Dataset rows about figures:
= = = = =

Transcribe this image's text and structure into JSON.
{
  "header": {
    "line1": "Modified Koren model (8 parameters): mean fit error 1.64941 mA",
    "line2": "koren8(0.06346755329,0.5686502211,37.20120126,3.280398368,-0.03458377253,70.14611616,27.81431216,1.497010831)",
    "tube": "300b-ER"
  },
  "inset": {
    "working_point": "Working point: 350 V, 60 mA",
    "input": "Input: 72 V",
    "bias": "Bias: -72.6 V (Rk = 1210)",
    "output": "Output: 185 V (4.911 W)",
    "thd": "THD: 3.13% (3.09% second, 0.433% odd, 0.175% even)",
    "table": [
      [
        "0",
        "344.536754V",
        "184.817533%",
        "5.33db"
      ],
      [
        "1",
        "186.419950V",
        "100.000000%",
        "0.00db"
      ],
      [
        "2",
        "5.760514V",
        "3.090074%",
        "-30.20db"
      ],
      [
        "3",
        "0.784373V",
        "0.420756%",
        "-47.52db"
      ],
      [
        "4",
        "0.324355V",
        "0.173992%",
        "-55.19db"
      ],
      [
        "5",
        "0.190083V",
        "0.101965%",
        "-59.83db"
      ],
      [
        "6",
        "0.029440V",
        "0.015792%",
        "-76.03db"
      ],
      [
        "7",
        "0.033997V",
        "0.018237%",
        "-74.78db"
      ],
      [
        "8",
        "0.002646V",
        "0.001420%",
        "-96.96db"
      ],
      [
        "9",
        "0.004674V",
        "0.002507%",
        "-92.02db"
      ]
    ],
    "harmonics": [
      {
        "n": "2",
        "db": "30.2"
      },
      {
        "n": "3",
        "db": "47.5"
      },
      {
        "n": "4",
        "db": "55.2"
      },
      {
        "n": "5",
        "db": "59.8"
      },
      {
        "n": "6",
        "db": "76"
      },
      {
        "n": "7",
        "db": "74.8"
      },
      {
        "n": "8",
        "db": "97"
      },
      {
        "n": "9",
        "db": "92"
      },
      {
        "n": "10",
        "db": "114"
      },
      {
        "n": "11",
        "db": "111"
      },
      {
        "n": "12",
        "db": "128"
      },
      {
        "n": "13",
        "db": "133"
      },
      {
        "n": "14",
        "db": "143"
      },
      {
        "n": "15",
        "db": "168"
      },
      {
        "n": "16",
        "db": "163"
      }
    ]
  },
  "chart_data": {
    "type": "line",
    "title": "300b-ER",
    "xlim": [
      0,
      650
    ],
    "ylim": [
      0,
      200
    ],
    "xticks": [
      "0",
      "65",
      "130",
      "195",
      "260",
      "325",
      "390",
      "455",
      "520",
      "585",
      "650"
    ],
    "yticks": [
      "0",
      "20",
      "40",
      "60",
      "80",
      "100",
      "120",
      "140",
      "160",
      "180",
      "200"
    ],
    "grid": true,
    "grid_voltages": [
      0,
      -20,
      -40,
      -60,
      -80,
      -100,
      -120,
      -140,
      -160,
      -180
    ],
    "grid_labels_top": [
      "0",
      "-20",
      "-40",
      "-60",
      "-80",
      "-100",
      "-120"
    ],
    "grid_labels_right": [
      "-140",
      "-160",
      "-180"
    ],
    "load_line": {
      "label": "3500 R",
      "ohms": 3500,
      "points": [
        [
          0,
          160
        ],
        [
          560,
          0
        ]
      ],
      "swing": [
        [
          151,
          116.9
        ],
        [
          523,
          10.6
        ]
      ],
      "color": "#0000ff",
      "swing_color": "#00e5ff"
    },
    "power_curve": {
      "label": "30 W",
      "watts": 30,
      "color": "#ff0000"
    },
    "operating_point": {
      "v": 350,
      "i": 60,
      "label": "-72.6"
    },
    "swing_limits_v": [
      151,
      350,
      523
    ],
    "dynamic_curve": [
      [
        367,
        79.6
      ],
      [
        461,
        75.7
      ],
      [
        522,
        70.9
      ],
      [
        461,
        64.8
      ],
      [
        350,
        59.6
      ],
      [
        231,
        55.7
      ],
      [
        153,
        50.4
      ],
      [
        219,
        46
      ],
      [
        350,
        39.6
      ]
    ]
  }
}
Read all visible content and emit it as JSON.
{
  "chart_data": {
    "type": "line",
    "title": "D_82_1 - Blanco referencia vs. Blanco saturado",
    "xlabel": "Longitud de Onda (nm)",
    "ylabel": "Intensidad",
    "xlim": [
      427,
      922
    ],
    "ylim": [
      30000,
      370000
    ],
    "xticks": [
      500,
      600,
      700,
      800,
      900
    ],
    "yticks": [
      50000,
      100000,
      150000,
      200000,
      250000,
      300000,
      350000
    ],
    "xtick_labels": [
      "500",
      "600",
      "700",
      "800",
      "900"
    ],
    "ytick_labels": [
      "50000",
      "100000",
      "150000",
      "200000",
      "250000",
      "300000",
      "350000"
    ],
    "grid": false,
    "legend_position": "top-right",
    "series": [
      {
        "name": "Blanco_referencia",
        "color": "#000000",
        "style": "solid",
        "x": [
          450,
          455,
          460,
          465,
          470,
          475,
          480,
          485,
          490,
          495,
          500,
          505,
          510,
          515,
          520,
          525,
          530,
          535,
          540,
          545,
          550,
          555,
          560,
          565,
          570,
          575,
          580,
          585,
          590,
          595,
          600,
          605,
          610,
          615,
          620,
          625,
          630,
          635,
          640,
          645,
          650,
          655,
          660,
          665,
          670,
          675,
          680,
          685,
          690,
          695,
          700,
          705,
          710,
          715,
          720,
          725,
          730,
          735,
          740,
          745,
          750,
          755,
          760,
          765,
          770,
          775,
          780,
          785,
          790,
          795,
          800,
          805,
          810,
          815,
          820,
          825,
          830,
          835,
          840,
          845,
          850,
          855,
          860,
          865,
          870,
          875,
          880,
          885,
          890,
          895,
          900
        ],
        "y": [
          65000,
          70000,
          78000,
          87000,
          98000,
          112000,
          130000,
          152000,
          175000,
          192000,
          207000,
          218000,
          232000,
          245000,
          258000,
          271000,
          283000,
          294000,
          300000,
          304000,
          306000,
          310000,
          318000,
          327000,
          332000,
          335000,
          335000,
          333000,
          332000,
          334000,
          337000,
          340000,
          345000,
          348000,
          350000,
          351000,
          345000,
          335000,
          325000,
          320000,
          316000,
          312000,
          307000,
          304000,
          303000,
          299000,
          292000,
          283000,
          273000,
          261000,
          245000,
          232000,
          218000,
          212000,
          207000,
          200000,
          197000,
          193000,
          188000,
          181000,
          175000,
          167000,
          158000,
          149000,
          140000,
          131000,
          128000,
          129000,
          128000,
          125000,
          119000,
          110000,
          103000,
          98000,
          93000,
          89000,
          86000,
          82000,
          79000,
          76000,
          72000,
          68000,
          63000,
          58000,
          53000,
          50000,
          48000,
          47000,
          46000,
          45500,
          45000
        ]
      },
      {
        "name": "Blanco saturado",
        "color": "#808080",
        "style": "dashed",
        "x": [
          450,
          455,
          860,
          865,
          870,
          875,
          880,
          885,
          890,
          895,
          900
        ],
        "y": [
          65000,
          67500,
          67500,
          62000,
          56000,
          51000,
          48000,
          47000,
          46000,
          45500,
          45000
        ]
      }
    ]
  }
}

= = = = =

Set problem
Copy every line above in which the string "saturado" shows up.

Answer to this exercise
    "title": "D_82_1 - Blanco referencia vs. Blanco saturado",
        "name": "Blanco saturado",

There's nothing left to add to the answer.